:: ENUNCIADO ::
Transcreva, do texto sobre a deriva do herbicida 2,4-D, o trecho compreendido entre "A deriva do" e "custear os exames.", incluindo ambos.

:: TRECHO DO DOCUMENTO ::
______________________________

A deriva do herbicida hormonal 2,4-D voltou a atacar e causar prejuízos em plantações de culturas sensíveis na metade sul do Estado. Pelo quarto ano consecutivo, a Secretaria da Agricultura, Pecuária e Desenvolvimento Rural (Seapdr) está recebendo denúncias, sobretudo dos produtores de uvas viníferas, os maiores prejudicados, de vinhedos que apresentam retorcimento de galhos e aborto de frutos. Repetindo os anos anteriores, equipes técnicas da Seapdr foram até as propriedades e fizeram coletas de amostras, as quais foram enviadas para análise de laboratório. Os laudos devem ser emitidos na primeira quinzena de janeiro de 2022, após ter sido encontrada uma fonte de receita para custear os exames.
A Seapdr divulgou balanço parcial indicando que, entre agosto e novembro de 2021, no Rio Grande do Sul, foram recebidas 74 denúncias de deriva do 2,4-D, uma queda em comparação com o mesmo período do ano anterior, quando foram feitas 129 reclamações.
O governo estadual avalia que o dado é positivo, indicador de redução dos casos após a adoção das instruções normativas que trouxeram regras para a comercialização, receituário e aplicação do 2,4-D, com previsão de cursos de qualificação e processos administrativos contra infratores. Os flagrantes de irregularidades também podem ser alvo de ação civil pública do Ministério Público, que recebe os autos de infração da Seapdr.
Os produtores atingidos, de cidades como Bagé, Dom Pedrito, Santana do Livramento e Jaguari, entre outras, demonstram um misto de revolta com exaustão. Amargam perdas em mais um ano, consideram as ações do Estado insuficientes e já perderam as esperanças no diálogo com a Seapdr. Somente na safra passada, a Associação de Vinhos Finos da Campanha Gaúcha deixou de envasar um milhão de garrafas devido aos danos causados pelo herbicida hormonal. Um prejuízo de R$ 66 milhões.

______________________________

:: DADOS FORNECIDOS ::

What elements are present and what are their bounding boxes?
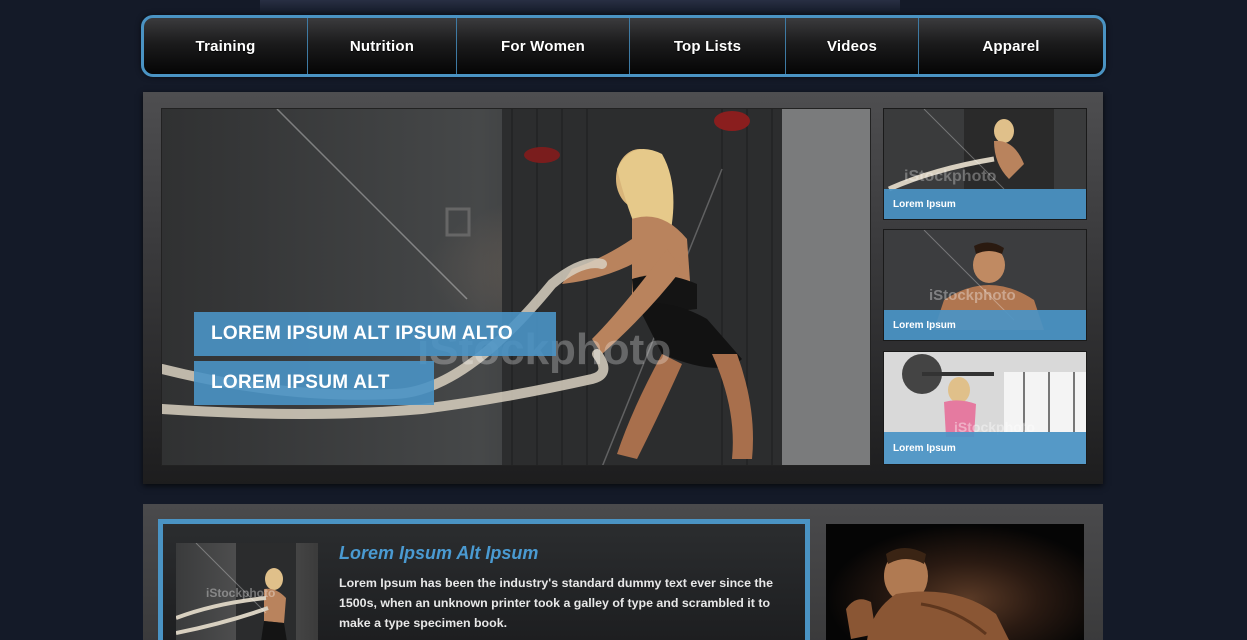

______________________________

:: RESOLUÇÃO DO EXERCÍCIO ::
A deriva do herbicida hormonal 2,4-D voltou a atacar e causar prejuízos em plantações de culturas sensíveis na metade sul do Estado. Pelo quarto ano consecutivo, a Secretaria da Agricultura, Pecuária e Desenvolvimento Rural (Seapdr) está recebendo denúncias, sobretudo dos produtores de uvas viníferas, os maiores prejudicados, de vinhedos que apresentam retorcimento de galhos e aborto de frutos. Repetindo os anos anteriores, equipes técnicas da Seapdr foram até as propriedades e fizeram coletas de amostras, as quais foram enviadas para análise de laboratório. Os laudos devem ser emitidos na primeira quinzena de janeiro de 2022, após ter sido encontrada uma fonte de receita para custear os exames.